==== Source document ====

# sauger at racine dam



## coondog32 (Jun 20, 2011)

Any one started catching auger yet


----------



## pppatrick (Apr 21, 2012)

how far are you from the dam? no location on your profile.

if its a long drive, you've probably got places nearer that could turn out some good results. and smaller bodies of water with smaller low head type dams, tailraces from lakes and river confluences are easier to figure out than a dam on the big O.

if you're close (within 45 min) i would suggest hitting it at peak times (day break and sunset) and just putting in the work. dragging and popping jigs (1/4 - 1/2 oz) with 3' - 4" twisters and paddle tail grubs or shiners and fathead minnows.


----------



## BigFishHunter (Dec 14, 2011)

Went down today and didn't get any. Water was a little muddier than i was hoping for. I'd say mid week-next weekend should be good. Water just needs to clear up.


----------



## I Fish (Sep 24, 2008)

BigFishHunter said:


> Went down today and didn't get any.

====

*Required work:*
1 - From the sauger fishing thread, copy the passage starting with "if its a long" and going on through "(Dec 14, 2011)".
2 - Write out the records starting with their first line and going on through the line with "noise-bar-center bbox=[207, 470, 216, 479]", including both of those lines.

==== Provided material ====

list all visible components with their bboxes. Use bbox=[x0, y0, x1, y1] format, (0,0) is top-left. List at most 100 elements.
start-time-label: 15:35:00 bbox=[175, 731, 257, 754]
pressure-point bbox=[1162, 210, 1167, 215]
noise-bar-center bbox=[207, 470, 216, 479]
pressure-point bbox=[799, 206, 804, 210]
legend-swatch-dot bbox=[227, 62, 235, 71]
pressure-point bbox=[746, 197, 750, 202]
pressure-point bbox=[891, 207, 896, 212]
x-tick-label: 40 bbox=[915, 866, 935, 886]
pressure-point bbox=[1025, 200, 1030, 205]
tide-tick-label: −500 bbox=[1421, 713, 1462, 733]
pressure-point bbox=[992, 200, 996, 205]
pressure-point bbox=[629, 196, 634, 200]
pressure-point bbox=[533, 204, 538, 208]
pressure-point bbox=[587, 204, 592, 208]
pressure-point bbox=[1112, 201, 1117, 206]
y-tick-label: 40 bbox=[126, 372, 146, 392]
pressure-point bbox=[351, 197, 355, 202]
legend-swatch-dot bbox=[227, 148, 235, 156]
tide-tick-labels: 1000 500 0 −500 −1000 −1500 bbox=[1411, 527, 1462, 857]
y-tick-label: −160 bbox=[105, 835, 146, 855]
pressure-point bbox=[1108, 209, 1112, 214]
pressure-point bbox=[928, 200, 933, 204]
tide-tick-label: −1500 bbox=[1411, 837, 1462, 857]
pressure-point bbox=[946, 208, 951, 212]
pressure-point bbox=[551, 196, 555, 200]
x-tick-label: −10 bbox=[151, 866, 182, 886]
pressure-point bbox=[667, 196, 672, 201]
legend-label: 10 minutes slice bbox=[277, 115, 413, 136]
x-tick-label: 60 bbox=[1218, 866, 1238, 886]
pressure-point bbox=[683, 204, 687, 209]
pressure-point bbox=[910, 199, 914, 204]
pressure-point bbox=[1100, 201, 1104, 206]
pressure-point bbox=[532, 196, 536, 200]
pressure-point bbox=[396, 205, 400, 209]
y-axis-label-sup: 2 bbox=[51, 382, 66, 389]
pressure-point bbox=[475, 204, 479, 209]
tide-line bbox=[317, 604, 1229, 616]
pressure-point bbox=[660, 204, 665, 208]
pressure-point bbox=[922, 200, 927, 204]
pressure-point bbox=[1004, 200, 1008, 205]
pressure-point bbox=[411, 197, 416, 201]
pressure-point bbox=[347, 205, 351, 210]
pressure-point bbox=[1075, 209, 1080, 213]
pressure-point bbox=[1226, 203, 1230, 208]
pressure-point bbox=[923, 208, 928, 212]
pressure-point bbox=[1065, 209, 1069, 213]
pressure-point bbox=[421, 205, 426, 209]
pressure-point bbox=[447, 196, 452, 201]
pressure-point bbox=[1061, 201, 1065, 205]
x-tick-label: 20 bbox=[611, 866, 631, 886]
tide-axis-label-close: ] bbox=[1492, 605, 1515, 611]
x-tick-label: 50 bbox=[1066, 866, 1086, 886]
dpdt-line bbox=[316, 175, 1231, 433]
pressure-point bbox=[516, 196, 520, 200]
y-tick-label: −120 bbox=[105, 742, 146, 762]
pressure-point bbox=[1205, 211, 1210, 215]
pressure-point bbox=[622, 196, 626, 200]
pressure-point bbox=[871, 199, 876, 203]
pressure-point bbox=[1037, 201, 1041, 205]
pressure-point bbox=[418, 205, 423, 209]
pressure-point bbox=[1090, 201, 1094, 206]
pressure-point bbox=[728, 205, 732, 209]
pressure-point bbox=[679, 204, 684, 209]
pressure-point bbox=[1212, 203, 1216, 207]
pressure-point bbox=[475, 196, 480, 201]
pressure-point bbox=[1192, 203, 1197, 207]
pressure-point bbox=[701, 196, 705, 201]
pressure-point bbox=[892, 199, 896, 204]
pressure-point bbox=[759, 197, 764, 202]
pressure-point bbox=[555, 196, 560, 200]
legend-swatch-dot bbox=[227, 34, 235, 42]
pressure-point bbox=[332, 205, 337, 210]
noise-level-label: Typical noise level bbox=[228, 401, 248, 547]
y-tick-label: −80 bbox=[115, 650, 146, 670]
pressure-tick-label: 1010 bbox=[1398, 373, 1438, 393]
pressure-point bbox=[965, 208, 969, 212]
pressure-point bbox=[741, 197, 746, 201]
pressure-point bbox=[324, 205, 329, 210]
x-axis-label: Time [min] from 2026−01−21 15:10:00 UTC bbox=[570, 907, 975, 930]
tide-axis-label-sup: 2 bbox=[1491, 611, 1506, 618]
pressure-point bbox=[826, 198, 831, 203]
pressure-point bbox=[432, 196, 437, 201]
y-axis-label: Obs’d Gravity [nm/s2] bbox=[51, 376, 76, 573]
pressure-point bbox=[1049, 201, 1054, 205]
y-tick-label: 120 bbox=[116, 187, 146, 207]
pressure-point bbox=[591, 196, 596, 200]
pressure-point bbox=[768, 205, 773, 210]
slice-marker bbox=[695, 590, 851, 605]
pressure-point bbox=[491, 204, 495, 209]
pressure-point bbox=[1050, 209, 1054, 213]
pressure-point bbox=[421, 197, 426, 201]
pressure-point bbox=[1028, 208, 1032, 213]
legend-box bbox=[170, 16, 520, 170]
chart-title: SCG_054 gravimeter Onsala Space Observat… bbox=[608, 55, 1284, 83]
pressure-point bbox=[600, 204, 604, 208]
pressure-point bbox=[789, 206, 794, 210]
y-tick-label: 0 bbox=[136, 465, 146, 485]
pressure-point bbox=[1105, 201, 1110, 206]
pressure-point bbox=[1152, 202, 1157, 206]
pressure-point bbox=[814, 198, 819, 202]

====

*Expected outputs:*
1 -
if its a long drive, you've probably got places nearer that could turn out some good results. and smaller bodies of water with smaller low head type dams, tailraces from lakes and river confluences are easier to figure out than a dam on the big O.

if you're close (within 45 min) i would suggest hitting it at peak times (day break and sunset) and just putting in the work. dragging and popping jigs (1/4 - 1/2 oz) with 3' - 4" twisters and paddle tail grubs or shiners and fathead minnows.


----------



## BigFishHunter (Dec 14, 2011)

2 -
list all visible components with their bboxes. Use bbox=[x0, y0, x1, y1] format, (0,0) is top-left. List at most 100 elements.
start-time-label: 15:35:00 bbox=[175, 731, 257, 754]
pressure-point bbox=[1162, 210, 1167, 215]
noise-bar-center bbox=[207, 470, 216, 479]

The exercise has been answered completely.